YOUR INSTRUCTIONS:
Every line in the listing is to be echoed verbatim.
-.-.-
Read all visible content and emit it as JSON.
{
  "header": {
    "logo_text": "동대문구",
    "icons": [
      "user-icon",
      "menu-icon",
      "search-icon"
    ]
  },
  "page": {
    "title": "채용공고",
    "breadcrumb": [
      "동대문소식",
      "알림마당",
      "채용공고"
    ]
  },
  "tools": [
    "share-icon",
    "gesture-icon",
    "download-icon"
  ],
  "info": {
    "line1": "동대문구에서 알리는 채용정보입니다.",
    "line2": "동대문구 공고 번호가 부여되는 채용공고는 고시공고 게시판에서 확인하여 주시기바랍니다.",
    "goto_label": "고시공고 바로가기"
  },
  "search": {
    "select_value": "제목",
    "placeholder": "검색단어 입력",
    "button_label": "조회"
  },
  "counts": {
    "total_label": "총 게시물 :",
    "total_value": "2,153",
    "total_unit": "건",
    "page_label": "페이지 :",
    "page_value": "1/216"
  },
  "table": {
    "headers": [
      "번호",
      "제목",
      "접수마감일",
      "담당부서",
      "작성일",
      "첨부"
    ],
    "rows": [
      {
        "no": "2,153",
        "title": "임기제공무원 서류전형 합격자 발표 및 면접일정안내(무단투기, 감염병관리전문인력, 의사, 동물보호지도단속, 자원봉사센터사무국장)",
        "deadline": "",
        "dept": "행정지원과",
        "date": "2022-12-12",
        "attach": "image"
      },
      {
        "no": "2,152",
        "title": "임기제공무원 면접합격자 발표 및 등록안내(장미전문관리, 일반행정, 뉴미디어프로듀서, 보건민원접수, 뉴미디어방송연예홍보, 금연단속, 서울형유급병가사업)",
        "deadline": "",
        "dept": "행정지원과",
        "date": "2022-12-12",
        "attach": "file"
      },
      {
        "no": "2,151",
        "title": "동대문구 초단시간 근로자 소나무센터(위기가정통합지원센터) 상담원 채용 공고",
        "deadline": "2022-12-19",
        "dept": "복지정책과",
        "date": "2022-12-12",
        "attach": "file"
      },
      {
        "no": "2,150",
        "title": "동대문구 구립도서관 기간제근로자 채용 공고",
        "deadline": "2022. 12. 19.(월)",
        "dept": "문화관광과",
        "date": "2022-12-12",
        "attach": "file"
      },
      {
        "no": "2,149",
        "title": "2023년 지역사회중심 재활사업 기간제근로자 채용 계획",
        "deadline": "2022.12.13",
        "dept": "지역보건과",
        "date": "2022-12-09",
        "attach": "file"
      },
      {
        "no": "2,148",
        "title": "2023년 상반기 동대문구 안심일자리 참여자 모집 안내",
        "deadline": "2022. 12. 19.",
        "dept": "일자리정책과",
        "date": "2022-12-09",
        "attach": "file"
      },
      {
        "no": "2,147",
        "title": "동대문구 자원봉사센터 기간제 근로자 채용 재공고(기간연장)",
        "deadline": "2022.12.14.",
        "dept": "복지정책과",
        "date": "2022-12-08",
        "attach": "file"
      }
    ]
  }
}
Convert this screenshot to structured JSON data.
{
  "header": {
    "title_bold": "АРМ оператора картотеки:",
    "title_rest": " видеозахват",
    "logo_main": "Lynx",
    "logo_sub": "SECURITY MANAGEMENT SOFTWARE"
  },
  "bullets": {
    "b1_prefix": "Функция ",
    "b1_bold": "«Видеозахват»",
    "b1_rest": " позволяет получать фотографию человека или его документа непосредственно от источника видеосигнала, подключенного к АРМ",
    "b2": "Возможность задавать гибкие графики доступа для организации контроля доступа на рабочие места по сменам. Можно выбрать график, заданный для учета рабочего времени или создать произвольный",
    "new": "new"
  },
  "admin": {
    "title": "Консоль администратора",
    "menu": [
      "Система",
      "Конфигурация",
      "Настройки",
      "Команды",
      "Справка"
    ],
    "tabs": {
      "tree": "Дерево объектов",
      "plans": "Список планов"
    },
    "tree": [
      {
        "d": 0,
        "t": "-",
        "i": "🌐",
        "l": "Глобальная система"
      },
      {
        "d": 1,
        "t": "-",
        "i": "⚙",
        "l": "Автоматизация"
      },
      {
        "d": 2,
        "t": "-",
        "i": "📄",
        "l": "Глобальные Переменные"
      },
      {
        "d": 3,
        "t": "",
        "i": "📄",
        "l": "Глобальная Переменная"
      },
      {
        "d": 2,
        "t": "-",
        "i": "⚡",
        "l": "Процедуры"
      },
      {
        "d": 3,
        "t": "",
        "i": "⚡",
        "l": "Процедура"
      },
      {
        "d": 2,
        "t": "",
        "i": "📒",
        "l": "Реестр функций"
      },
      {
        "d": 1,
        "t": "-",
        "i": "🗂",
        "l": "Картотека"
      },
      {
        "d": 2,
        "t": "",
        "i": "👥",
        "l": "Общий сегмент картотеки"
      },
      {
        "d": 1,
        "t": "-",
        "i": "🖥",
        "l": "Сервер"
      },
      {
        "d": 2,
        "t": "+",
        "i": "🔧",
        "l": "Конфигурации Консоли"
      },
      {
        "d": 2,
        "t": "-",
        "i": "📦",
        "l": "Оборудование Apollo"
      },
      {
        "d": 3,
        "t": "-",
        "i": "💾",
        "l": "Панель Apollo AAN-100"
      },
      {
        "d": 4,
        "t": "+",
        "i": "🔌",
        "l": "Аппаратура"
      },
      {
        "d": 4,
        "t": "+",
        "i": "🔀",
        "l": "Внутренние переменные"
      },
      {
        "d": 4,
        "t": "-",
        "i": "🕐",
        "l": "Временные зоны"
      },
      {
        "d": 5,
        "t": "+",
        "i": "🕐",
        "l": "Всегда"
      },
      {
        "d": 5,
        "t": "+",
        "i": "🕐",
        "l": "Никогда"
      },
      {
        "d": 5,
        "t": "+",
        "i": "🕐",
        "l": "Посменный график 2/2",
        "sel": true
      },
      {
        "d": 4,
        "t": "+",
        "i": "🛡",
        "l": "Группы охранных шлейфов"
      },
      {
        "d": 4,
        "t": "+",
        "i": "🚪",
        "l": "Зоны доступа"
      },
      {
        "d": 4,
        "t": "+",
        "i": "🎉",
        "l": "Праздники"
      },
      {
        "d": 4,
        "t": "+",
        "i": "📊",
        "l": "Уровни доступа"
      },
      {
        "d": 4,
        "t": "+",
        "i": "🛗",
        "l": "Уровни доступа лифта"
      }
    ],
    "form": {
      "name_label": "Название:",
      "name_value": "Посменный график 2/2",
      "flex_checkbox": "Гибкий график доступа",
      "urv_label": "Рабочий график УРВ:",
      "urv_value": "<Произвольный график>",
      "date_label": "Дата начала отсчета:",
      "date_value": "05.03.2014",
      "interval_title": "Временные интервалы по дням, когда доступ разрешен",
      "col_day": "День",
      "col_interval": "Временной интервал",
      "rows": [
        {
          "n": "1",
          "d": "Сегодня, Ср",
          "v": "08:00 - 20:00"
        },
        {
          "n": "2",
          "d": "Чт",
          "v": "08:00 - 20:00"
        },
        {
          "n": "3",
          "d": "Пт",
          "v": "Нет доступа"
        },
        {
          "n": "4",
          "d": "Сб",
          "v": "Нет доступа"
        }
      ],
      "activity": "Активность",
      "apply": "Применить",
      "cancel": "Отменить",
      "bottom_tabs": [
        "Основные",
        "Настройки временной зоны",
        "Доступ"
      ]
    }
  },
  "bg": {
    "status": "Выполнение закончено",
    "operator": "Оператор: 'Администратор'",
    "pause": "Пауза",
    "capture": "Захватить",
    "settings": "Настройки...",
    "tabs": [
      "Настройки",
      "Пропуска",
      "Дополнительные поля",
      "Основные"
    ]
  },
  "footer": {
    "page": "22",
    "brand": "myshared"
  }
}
-.-.-
EXERCISE OUTPUT:
Read all visible content and emit it as JSON.
{
  "header": {
    "logo_text": "동대문구",
    "icons": [
      "user-icon",
      "menu-icon",
      "search-icon"
    ]
  },
  "page": {
    "title": "채용공고",
    "breadcrumb": [
      "동대문소식",
      "알림마당",
      "채용공고"
    ]
  },
  "tools": [
    "share-icon",
    "gesture-icon",
    "download-icon"
  ],
  "info": {
    "line1": "동대문구에서 알리는 채용정보입니다.",
    "line2": "동대문구 공고 번호가 부여되는 채용공고는 고시공고 게시판에서 확인하여 주시기바랍니다.",
    "goto_label": "고시공고 바로가기"
  },
  "search": {
    "select_value": "제목",
    "placeholder": "검색단어 입력",
    "button_label": "조회"
  },
  "counts": {
    "total_label": "총 게시물 :",
    "total_value": "2,153",
    "total_unit": "건",
    "page_label": "페이지 :",
    "page_value": "1/216"
  },
  "table": {
    "headers": [
      "번호",
      "제목",
      "접수마감일",
      "담당부서",
      "작성일",
      "첨부"
    ],
    "rows": [
      {
        "no": "2,153",
        "title": "임기제공무원 서류전형 합격자 발표 및 면접일정안내(무단투기, 감염병관리전문인력, 의사, 동물보호지도단속, 자원봉사센터사무국장)",
        "deadline": "",
        "dept": "행정지원과",
        "date": "2022-12-12",
        "attach": "image"
      },
      {
        "no": "2,152",
        "title": "임기제공무원 면접합격자 발표 및 등록안내(장미전문관리, 일반행정, 뉴미디어프로듀서, 보건민원접수, 뉴미디어방송연예홍보, 금연단속, 서울형유급병가사업)",
        "deadline": "",
        "dept": "행정지원과",
        "date": "2022-12-12",
        "attach": "file"
      },
      {
        "no": "2,151",
        "title": "동대문구 초단시간 근로자 소나무센터(위기가정통합지원센터) 상담원 채용 공고",
        "deadline": "2022-12-19",
        "dept": "복지정책과",
        "date": "2022-12-12",
        "attach": "file"
      },
      {
        "no": "2,150",
        "title": "동대문구 구립도서관 기간제근로자 채용 공고",
        "deadline": "2022. 12. 19.(월)",
        "dept": "문화관광과",
        "date": "2022-12-12",
        "attach": "file"
      },
      {
        "no": "2,149",
        "title": "2023년 지역사회중심 재활사업 기간제근로자 채용 계획",
        "deadline": "2022.12.13",
        "dept": "지역보건과",
        "date": "2022-12-09",
        "attach": "file"
      },
      {
        "no": "2,148",
        "title": "2023년 상반기 동대문구 안심일자리 참여자 모집 안내",
        "deadline": "2022. 12. 19.",
        "dept": "일자리정책과",
        "date": "2022-12-09",
        "attach": "file"
      },
      {
        "no": "2,147",
        "title": "동대문구 자원봉사센터 기간제 근로자 채용 재공고(기간연장)",
        "deadline": "2022.12.14.",
        "dept": "복지정책과",
        "date": "2022-12-08",
        "attach": "file"
      }
    ]
  }
}
Convert this screenshot to structured JSON data.
{
  "header": {
    "title_bold": "АРМ оператора картотеки:",
    "title_rest": " видеозахват",
    "logo_main": "Lynx",
    "logo_sub": "SECURITY MANAGEMENT SOFTWARE"
  },
  "bullets": {
    "b1_prefix": "Функция ",
    "b1_bold": "«Видеозахват»",
    "b1_rest": " позволяет получать фотографию человека или его документа непосредственно от источника видеосигнала, подключенного к АРМ",
    "b2": "Возможность задавать гибкие графики доступа для организации контроля доступа на рабочие места по сменам. Можно выбрать график, заданный для учета рабочего времени или создать произвольный",
    "new": "new"
  },
  "admin": {
    "title": "Консоль администратора",
    "menu": [
      "Система",
      "Конфигурация",
      "Настройки",
      "Команды",
      "Справка"
    ],
    "tabs": {
      "tree": "Дерево объектов",
      "plans": "Список планов"
    },
    "tree": [
      {
        "d": 0,
        "t": "-",
        "i": "🌐",
        "l": "Глобальная система"
      },
      {
        "d": 1,
        "t": "-",
        "i": "⚙",
        "l": "Автоматизация"
      },
      {
        "d": 2,
        "t": "-",
        "i": "📄",
        "l": "Глобальные Переменные"
      },
      {
        "d": 3,
        "t": "",
        "i": "📄",
        "l": "Глобальная Переменная"
      },
      {
        "d": 2,
        "t": "-",
        "i": "⚡",
        "l": "Процедуры"
      },
      {
        "d": 3,
        "t": "",
        "i": "⚡",
        "l": "Процедура"
      },
      {
        "d": 2,
        "t": "",
        "i": "📒",
        "l": "Реестр функций"
      },
      {
        "d": 1,
        "t": "-",
        "i": "🗂",
        "l": "Картотека"
      },
      {
        "d": 2,
        "t": "",
        "i": "👥",
        "l": "Общий сегмент картотеки"
      },
      {
        "d": 1,
        "t": "-",
        "i": "🖥",
        "l": "Сервер"
      },
      {
        "d": 2,
        "t": "+",
        "i": "🔧",
        "l": "Конфигурации Консоли"
      },
      {
        "d": 2,
        "t": "-",
        "i": "📦",
        "l": "Оборудование Apollo"
      },
      {
        "d": 3,
        "t": "-",
        "i": "💾",
        "l": "Панель Apollo AAN-100"
      },
      {
        "d": 4,
        "t": "+",
        "i": "🔌",
        "l": "Аппаратура"
      },
      {
        "d": 4,
        "t": "+",
        "i": "🔀",
        "l": "Внутренние переменные"
      },
      {
        "d": 4,
        "t": "-",
        "i": "🕐",
        "l": "Временные зоны"
      },
      {
        "d": 5,
        "t": "+",
        "i": "🕐",
        "l": "Всегда"
      },
      {
        "d": 5,
        "t": "+",
        "i": "🕐",
        "l": "Никогда"
      },
      {
        "d": 5,
        "t": "+",
        "i": "🕐",
        "l": "Посменный график 2/2",
        "sel": true
      },
      {
        "d": 4,
        "t": "+",
        "i": "🛡",
        "l": "Группы охранных шлейфов"
      },
      {
        "d": 4,
        "t": "+",
        "i": "🚪",
        "l": "Зоны доступа"
      },
      {
        "d": 4,
        "t": "+",
        "i": "🎉",
        "l": "Праздники"
      },
      {
        "d": 4,
        "t": "+",
        "i": "📊",
        "l": "Уровни доступа"
      },
      {
        "d": 4,
        "t": "+",
        "i": "🛗",
        "l": "Уровни доступа лифта"
      }
    ],
    "form": {
      "name_label": "Название:",
      "name_value": "Посменный график 2/2",
      "flex_checkbox": "Гибкий график доступа",
      "urv_label": "Рабочий график УРВ:",
      "urv_value": "<Произвольный график>",
      "date_label": "Дата начала отсчета:",
      "date_value": "05.03.2014",
      "interval_title": "Временные интервалы по дням, когда доступ разрешен",
      "col_day": "День",
      "col_interval": "Временной интервал",
      "rows": [
        {
          "n": "1",
          "d": "Сегодня, Ср",
          "v": "08:00 - 20:00"
        },
        {
          "n": "2",
          "d": "Чт",
          "v": "08:00 - 20:00"
        },
        {
          "n": "3",
          "d": "Пт",
          "v": "Нет доступа"
        },
        {
          "n": "4",
          "d": "Сб",
          "v": "Нет доступа"
        }
      ],
      "activity": "Активность",
      "apply": "Применить",
      "cancel": "Отменить",
      "bottom_tabs": [
        "Основные",
        "Настройки временной зоны",
        "Доступ"
      ]
    }
  },
  "bg": {
    "status": "Выполнение закончено",
    "operator": "Оператор: 'Администратор'",
    "pause": "Пауза",
    "capture": "Захватить",
    "settings": "Настройки...",
    "tabs": [
      "Настройки",
      "Пропуска",
      "Дополнительные поля",
      "Основные"
    ]
  },
  "footer": {
    "page": "22",
    "brand": "myshared"
  }
}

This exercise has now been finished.